TO BE DONE: Print the records again, character for character.
═══ RECORDS
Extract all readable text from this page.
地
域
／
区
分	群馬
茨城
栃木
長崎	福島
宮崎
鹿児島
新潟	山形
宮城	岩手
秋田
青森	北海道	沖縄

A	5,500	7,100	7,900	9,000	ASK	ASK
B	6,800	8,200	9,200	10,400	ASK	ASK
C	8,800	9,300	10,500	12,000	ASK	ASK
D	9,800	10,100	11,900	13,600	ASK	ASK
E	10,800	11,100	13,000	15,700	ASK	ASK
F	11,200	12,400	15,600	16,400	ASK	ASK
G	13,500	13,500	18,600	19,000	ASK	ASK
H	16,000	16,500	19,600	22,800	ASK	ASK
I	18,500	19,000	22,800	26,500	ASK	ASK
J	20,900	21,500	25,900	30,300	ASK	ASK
══════
EXERCISE SOLUTION:
Extract all readable text from this page.
地
域
／
区
分	群馬
茨城
栃木
長崎	福島
宮崎
鹿児島
新潟	山形
宮城	岩手
秋田
青森	北海道	沖縄

A	5,500	7,100	7,900	9,000	ASK	ASK
B	6,800	8,200	9,200	10,400	ASK	ASK
C	8,800	9,300	10,500	12,000	ASK	ASK
D	9,800	10,100	11,900	13,600	ASK	ASK
E	10,800	11,100	13,000	15,700	ASK	ASK
F	11,200	12,400	15,600	16,400	ASK	ASK
G	13,500	13,500	18,600	19,000	ASK	ASK
H	16,000	16,500	19,600	22,800	ASK	ASK
I	18,500	19,000	22,800	26,500	ASK	ASK
J	20,900	21,500	25,900	30,300	ASK	ASK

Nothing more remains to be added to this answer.